◆ **AIM OF THE TASK**: Copy every line with the string "name" in it.

◆ **MATERIAL PROVIDED**:
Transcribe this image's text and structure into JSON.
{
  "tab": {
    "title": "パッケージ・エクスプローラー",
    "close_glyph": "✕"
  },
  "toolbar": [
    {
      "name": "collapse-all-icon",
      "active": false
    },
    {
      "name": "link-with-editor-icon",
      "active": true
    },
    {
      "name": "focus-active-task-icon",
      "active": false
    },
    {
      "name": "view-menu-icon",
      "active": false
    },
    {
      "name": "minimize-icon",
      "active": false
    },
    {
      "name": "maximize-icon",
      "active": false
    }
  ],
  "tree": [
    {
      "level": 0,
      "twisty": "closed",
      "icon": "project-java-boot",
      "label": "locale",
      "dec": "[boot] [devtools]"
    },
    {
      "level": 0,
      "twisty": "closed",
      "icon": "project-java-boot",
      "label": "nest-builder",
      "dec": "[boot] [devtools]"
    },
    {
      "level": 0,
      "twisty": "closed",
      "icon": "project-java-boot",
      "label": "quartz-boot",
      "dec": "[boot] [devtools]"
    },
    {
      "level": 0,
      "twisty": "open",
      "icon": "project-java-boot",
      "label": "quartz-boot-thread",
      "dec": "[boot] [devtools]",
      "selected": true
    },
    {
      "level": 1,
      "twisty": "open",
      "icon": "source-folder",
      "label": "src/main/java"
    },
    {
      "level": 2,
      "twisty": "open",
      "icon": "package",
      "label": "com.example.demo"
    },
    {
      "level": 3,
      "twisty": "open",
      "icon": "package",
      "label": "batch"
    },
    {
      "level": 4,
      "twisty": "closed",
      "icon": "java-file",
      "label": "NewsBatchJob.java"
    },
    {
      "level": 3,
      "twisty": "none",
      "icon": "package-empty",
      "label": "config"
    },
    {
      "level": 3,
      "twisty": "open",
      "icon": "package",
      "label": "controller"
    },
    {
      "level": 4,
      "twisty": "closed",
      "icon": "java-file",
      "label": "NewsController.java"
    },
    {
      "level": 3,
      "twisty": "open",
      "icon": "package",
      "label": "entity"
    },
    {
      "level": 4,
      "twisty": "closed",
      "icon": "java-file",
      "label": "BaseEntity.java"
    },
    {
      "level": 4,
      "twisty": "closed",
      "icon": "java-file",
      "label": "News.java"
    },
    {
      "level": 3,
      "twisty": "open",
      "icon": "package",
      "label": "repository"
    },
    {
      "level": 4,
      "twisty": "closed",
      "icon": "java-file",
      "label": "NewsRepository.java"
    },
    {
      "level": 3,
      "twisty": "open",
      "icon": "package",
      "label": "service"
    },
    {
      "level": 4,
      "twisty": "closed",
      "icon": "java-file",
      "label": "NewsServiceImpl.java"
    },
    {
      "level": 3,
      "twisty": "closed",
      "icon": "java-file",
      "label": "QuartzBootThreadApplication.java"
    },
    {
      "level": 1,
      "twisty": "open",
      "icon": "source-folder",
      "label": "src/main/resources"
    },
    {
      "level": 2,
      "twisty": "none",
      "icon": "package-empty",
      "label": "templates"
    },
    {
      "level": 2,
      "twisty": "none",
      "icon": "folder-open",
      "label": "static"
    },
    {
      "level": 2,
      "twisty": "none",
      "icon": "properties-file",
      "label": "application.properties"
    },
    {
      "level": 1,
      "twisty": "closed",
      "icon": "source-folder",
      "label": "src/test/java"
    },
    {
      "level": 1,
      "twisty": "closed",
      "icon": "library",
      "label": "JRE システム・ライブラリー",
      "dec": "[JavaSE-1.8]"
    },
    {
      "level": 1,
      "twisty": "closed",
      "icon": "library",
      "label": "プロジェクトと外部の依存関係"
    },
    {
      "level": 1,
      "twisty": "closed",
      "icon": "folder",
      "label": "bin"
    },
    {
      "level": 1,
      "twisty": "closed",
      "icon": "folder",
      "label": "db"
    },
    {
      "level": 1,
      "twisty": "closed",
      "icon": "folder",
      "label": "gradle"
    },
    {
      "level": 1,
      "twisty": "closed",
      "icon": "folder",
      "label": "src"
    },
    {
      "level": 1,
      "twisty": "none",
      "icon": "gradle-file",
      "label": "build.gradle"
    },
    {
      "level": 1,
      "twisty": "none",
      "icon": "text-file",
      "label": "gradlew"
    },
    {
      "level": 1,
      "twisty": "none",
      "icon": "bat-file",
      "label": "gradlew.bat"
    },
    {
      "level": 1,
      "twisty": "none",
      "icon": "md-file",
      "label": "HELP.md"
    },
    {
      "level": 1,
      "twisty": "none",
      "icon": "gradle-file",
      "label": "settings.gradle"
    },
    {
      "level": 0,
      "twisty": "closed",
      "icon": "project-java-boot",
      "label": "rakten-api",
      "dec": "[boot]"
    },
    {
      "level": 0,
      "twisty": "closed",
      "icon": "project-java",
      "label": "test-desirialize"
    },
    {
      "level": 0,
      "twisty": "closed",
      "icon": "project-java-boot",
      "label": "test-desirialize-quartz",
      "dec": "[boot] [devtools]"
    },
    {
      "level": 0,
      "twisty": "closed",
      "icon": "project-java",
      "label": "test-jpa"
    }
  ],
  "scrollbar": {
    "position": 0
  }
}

◆ **RESPONSE FOR THIS EXERCISE**:
      "name": "collapse-all-icon",
      "name": "link-with-editor-icon",
      "name": "focus-active-task-icon",
      "name": "view-menu-icon",
      "name": "minimize-icon",
      "name": "maximize-icon",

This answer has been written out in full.